(Dataset items)
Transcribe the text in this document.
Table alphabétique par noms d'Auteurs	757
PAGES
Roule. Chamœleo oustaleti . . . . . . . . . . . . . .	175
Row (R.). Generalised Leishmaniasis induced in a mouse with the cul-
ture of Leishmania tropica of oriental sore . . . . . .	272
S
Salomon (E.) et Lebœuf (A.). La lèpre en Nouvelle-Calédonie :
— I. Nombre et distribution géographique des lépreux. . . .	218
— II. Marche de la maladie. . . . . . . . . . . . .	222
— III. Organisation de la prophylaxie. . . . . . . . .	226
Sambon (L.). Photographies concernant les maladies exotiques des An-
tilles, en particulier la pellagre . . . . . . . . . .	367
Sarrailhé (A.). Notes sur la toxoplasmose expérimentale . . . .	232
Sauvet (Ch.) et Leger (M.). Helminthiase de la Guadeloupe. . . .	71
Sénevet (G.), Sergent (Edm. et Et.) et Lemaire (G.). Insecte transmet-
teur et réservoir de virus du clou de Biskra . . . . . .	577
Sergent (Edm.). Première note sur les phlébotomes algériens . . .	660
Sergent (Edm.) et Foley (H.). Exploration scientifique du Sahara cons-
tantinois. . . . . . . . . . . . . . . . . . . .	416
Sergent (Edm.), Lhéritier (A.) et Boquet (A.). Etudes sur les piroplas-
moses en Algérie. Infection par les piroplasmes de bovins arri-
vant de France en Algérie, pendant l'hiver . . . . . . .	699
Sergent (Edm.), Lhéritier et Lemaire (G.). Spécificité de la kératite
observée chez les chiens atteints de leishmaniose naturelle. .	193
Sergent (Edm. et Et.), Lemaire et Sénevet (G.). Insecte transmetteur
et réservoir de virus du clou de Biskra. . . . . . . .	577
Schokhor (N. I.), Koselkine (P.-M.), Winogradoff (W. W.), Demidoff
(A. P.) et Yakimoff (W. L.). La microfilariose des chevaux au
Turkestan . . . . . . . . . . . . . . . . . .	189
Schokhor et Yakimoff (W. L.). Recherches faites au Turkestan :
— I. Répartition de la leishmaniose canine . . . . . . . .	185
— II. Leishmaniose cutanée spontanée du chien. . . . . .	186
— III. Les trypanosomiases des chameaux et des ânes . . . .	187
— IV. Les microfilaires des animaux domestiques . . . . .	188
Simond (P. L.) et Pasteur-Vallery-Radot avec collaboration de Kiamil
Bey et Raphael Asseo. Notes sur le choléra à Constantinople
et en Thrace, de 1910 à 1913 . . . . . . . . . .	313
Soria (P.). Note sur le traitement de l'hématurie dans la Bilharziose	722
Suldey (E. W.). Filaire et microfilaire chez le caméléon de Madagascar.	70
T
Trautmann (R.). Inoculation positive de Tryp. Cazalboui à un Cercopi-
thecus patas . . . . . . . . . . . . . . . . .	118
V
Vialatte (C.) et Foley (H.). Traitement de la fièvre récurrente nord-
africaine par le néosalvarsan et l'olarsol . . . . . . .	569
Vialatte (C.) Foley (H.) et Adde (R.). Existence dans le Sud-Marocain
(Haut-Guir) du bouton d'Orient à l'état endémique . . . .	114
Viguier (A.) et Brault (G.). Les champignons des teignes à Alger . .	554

WHAT NEEDS TO BE DONE:
All of the lines above that carry the string "Turkestan" need to be found and copied.

ANSWER AREA:
Turkestan . . . . . . . . . . . . . . . . . .	189
Schokhor et Yakimoff (W. L.). Recherches faites au Turkestan :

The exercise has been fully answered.